GIVEN DATA:
● ● ● ● ● ● ●

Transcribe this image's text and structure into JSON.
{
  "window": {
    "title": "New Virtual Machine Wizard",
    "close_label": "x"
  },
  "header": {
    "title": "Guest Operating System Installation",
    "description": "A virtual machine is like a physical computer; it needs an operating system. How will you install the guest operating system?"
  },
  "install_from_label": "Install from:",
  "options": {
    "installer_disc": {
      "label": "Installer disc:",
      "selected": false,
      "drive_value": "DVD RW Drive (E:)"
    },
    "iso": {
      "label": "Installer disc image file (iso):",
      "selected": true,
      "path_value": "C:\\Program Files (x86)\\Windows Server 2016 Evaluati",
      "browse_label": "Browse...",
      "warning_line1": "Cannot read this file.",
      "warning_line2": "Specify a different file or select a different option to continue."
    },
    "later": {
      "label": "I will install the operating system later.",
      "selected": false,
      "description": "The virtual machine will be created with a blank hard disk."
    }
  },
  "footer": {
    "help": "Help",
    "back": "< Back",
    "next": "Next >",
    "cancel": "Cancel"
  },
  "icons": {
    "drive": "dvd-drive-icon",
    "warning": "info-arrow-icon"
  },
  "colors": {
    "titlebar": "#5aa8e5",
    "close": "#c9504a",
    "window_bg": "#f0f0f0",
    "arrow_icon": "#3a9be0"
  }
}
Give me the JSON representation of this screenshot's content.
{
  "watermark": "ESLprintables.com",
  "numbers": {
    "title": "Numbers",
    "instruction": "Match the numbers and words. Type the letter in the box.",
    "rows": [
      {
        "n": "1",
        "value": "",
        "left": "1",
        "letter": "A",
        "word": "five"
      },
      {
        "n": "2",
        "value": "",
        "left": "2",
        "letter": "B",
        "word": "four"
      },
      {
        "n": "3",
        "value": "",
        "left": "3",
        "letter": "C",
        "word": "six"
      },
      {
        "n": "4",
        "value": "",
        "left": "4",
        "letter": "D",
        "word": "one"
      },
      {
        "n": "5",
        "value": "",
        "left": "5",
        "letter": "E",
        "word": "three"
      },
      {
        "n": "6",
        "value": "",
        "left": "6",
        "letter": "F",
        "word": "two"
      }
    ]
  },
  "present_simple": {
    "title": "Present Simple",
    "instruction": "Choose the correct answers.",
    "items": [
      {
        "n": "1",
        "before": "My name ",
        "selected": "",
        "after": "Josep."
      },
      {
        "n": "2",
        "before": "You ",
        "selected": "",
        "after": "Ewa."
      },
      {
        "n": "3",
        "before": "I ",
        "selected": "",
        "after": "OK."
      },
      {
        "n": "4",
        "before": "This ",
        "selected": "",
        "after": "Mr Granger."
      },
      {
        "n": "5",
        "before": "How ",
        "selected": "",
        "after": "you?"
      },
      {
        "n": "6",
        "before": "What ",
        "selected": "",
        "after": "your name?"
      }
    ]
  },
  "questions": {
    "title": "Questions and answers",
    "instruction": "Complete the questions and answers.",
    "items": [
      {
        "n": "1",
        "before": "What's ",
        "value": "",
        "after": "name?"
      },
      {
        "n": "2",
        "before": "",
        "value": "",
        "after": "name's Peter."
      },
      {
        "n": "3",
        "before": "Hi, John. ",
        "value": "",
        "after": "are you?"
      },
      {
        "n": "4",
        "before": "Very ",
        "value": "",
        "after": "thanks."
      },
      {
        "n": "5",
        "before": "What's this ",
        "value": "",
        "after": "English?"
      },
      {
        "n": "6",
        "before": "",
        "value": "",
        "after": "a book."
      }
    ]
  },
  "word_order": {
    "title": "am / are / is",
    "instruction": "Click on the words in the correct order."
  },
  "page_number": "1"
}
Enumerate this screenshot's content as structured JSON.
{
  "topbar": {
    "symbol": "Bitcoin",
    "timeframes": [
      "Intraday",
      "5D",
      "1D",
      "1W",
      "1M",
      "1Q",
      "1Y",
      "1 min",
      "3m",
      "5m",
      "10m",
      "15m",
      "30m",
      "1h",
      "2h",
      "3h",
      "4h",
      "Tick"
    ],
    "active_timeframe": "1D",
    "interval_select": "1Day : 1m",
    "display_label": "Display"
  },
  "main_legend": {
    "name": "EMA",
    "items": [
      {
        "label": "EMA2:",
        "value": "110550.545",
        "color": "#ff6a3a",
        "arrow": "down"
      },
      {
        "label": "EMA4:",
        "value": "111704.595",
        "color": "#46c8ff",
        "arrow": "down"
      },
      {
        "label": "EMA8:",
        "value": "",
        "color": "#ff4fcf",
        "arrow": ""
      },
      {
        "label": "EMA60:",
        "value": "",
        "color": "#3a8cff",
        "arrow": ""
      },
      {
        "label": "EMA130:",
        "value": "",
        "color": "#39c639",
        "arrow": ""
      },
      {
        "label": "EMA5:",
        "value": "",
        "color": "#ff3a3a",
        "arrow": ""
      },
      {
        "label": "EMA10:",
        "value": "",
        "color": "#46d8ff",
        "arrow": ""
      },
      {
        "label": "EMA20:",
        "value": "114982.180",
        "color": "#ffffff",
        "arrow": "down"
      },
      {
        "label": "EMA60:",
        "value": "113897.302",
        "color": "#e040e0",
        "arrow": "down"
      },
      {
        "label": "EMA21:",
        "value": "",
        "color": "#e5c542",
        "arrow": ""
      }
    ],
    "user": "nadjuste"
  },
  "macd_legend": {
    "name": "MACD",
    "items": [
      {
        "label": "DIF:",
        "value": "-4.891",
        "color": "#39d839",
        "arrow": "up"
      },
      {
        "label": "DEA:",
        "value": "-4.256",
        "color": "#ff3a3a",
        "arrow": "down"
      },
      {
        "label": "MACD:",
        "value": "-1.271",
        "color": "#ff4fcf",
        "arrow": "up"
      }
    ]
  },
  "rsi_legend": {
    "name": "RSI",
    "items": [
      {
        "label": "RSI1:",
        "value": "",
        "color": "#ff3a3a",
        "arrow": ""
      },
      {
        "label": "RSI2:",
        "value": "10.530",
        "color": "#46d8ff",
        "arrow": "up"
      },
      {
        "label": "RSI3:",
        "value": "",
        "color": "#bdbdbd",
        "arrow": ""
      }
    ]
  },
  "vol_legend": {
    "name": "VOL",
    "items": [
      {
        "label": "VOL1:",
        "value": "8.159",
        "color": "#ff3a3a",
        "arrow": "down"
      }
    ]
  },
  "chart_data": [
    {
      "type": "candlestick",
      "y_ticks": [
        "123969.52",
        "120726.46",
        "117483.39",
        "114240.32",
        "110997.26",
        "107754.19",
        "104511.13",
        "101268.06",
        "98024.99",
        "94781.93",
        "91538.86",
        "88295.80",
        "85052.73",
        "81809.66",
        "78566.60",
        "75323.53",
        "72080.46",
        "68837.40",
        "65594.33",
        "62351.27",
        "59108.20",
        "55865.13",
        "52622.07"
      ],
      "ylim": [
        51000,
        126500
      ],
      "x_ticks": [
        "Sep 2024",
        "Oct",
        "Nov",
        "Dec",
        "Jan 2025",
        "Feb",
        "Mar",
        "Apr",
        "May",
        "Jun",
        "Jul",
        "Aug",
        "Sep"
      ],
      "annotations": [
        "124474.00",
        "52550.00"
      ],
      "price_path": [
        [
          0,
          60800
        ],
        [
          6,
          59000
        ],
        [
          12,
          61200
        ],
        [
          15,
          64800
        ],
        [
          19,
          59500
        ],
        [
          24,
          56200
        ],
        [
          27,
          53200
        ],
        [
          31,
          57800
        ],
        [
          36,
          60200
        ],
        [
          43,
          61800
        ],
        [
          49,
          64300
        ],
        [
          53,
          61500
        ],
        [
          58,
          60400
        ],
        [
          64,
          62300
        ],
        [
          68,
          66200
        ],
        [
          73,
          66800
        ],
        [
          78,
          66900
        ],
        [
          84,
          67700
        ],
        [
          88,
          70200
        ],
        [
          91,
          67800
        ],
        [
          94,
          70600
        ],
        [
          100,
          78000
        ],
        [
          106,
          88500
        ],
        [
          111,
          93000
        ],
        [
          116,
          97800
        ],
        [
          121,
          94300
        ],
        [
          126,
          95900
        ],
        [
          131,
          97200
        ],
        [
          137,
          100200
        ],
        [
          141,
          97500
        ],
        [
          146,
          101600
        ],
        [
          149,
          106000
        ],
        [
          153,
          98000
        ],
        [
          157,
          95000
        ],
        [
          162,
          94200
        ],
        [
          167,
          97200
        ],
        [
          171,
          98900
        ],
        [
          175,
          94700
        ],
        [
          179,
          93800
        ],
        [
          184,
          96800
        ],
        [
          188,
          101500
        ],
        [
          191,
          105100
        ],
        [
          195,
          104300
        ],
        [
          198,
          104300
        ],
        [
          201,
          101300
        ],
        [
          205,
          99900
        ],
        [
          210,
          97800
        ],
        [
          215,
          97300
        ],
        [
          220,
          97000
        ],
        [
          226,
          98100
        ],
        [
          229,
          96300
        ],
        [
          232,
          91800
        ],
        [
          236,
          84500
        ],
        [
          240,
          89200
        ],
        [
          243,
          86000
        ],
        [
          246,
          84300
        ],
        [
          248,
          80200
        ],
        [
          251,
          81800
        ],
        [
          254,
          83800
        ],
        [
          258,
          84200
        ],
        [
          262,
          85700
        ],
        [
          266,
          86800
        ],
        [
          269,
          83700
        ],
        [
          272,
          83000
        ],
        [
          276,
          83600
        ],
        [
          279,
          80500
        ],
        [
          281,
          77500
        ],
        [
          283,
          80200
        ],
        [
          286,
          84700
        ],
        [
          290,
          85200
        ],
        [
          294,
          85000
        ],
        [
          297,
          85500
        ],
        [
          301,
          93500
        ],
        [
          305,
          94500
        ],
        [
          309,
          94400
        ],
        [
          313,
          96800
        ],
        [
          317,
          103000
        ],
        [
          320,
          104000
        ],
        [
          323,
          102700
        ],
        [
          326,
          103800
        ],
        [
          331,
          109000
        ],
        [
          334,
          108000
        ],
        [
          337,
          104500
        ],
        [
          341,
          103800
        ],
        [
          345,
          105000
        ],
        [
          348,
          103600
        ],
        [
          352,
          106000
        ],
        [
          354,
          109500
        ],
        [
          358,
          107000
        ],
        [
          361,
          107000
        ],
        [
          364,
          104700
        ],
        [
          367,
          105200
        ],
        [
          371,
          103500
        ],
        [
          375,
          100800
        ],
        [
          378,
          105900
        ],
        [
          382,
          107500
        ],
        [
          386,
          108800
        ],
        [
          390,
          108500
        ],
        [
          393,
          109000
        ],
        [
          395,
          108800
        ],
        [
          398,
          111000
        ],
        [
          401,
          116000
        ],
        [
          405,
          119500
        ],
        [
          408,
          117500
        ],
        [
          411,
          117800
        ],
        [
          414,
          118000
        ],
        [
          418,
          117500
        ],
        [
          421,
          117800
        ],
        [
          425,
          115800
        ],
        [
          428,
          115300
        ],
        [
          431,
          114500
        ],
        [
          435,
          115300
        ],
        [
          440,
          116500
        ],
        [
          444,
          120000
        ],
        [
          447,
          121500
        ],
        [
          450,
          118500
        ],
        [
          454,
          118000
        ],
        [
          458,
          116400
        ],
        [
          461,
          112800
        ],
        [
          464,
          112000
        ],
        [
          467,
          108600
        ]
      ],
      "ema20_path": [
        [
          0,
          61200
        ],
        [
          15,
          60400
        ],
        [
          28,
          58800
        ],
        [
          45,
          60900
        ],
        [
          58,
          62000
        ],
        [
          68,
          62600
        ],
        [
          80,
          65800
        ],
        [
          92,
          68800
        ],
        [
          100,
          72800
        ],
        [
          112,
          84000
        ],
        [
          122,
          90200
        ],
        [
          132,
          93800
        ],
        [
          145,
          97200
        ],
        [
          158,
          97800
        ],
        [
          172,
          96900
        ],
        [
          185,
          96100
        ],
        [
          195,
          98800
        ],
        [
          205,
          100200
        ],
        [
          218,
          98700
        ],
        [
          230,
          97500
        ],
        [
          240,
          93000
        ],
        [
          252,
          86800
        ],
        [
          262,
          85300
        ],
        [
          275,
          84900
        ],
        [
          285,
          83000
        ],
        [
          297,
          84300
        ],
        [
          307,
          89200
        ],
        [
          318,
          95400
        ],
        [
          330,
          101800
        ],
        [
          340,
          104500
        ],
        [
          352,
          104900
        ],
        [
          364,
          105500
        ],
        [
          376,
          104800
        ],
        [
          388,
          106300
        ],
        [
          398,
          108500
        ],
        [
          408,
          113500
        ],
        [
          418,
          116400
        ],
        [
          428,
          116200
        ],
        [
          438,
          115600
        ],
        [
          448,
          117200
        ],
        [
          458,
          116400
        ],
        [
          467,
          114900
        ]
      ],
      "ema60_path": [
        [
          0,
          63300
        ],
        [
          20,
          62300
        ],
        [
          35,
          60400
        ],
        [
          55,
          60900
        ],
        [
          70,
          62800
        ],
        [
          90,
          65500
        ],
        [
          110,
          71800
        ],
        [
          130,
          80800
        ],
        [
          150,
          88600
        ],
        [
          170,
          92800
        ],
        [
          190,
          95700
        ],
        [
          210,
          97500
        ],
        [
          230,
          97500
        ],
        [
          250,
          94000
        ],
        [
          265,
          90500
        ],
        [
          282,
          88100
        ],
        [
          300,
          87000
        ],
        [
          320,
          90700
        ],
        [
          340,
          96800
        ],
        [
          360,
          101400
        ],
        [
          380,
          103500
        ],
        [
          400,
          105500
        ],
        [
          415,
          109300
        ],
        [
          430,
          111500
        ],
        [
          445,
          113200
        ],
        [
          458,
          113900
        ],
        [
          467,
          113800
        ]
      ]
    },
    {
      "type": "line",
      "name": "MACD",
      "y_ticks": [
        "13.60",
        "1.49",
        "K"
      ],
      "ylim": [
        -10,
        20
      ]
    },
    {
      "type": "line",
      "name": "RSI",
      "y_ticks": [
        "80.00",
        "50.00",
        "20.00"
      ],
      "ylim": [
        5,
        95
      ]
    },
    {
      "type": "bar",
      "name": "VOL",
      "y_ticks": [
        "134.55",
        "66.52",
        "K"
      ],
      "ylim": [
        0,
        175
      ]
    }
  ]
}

● ● ● ● ● ● ●

EXERCISE DIRECTIONS: Go over the data above and copy every line that has the word "content" in it.

EXERCISE ANSWER:
Give me the JSON representation of this screenshot's content.
Enumerate this screenshot's content as structured JSON.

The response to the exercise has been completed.